=== What is needed ===
Using the records provided below, locate and copy each line that contains the word "setup".

=== Information supplied ===
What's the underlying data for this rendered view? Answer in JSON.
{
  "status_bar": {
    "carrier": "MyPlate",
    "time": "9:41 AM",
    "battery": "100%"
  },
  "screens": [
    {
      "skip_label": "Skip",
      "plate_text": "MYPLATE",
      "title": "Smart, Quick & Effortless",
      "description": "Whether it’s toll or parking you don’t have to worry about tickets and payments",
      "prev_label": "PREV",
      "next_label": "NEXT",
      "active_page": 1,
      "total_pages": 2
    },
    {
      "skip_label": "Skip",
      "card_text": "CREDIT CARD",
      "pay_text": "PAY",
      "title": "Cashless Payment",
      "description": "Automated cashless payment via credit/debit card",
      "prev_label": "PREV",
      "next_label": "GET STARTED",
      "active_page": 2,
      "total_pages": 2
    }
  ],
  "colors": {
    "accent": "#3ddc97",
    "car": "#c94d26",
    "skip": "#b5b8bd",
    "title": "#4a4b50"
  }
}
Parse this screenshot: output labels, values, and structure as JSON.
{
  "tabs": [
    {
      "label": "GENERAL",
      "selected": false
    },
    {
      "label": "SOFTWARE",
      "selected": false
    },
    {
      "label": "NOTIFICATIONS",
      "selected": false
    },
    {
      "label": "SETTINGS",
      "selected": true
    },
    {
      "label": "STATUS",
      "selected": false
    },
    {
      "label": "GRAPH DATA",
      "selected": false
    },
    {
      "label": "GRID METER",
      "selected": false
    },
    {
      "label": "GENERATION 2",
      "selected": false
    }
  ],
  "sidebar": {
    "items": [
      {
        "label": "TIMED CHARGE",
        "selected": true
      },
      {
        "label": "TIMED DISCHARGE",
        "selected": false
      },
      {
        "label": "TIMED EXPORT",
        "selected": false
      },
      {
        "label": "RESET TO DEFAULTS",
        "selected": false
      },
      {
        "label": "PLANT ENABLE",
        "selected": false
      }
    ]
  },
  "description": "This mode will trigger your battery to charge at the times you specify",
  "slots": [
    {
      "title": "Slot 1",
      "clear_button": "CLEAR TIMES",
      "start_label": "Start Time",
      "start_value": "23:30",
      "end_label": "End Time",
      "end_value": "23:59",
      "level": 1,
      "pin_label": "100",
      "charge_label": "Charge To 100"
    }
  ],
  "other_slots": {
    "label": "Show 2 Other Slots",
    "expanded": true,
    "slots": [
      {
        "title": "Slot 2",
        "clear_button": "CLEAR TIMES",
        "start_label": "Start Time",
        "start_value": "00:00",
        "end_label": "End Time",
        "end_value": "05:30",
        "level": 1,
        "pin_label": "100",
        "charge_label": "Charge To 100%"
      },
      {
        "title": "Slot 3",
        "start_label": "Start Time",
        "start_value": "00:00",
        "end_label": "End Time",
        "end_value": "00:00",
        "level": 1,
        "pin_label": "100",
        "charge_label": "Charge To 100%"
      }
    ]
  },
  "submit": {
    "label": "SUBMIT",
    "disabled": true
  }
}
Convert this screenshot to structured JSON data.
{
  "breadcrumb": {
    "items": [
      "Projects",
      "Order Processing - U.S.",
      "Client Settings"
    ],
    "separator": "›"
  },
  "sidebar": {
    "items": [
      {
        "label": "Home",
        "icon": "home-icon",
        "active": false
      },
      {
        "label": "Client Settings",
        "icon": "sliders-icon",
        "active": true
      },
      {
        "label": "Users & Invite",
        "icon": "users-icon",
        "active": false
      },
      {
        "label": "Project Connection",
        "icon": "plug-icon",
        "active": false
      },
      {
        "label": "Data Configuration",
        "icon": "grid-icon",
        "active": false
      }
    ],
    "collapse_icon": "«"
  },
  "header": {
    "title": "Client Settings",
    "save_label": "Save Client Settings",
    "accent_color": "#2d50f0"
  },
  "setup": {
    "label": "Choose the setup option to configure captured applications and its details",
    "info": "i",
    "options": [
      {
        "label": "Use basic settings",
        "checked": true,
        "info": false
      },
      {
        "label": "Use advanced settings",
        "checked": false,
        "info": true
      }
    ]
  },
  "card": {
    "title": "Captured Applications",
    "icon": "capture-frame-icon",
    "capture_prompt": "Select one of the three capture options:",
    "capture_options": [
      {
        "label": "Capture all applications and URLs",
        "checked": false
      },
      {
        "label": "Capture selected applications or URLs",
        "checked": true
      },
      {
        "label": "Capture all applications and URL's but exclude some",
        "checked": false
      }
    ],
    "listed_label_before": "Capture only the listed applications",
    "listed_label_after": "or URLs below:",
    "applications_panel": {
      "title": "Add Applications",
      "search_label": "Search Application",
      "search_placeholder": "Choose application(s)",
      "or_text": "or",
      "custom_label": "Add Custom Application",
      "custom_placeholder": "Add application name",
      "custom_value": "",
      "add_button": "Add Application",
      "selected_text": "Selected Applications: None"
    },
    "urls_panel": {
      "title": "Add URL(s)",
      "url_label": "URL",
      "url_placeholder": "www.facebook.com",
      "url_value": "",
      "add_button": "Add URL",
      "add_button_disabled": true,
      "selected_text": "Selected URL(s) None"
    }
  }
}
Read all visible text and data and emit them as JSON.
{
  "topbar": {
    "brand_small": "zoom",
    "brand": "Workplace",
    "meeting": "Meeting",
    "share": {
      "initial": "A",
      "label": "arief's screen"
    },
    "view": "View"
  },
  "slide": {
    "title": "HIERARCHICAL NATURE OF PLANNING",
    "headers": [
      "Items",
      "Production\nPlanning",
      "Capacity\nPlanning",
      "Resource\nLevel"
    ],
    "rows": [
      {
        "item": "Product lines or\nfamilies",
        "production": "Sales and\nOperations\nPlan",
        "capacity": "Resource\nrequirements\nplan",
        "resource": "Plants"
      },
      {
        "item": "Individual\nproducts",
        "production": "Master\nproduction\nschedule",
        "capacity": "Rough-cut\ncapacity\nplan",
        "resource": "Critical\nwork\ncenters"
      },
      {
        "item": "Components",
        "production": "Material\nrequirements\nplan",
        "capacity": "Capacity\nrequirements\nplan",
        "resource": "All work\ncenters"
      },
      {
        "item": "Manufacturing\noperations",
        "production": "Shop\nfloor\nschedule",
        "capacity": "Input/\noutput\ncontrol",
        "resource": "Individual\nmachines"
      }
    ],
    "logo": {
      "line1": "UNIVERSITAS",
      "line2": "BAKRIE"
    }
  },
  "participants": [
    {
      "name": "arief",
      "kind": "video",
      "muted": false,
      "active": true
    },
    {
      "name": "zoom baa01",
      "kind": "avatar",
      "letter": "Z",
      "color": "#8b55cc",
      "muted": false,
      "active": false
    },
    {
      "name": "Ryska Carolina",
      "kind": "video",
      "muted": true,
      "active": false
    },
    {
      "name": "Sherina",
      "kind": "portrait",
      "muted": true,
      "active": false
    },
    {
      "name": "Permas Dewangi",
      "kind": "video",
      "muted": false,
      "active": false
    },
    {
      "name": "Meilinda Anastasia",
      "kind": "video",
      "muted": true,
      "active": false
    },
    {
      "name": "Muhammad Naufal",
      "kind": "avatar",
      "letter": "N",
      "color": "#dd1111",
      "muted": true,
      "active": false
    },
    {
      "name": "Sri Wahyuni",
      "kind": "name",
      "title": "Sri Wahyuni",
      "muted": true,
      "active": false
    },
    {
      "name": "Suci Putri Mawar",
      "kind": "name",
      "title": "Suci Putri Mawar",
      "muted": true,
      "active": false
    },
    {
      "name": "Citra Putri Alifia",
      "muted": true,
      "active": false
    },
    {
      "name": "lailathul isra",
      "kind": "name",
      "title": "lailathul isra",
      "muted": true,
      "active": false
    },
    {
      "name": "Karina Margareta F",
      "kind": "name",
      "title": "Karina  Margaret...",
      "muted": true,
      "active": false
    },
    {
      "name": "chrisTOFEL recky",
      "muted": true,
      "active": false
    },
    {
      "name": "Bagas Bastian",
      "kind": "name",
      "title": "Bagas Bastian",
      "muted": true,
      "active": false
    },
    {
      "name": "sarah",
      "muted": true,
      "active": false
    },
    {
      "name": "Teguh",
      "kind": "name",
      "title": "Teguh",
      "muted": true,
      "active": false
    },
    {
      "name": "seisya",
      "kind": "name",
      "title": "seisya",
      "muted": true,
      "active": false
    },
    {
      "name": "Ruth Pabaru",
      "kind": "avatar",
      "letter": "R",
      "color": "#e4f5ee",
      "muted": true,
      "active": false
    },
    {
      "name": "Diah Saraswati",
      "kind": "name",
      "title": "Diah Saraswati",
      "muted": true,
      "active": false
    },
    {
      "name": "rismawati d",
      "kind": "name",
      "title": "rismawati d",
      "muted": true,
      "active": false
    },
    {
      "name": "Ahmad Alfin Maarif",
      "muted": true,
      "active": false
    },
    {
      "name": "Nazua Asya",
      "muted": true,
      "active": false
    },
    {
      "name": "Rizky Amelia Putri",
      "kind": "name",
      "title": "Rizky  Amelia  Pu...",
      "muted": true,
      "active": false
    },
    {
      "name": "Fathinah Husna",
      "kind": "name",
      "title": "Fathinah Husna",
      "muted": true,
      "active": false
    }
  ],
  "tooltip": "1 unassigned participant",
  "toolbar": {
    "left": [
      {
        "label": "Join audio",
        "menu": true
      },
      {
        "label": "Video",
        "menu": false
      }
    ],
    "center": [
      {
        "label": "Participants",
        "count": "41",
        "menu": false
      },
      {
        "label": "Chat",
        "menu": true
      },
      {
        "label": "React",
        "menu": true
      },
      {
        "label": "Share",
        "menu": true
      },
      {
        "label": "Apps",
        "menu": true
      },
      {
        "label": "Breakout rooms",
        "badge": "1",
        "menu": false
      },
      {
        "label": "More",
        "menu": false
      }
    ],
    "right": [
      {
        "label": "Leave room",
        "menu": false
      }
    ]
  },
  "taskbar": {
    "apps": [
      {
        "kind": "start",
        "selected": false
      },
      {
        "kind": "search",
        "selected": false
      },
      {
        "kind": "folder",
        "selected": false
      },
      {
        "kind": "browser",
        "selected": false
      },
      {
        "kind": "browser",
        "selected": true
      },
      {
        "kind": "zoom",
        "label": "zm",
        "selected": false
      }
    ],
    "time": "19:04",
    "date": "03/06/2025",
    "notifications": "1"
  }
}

=== Completed exercise ===
  "setup": {
    "label": "Choose the setup option to configure captured applications and its details",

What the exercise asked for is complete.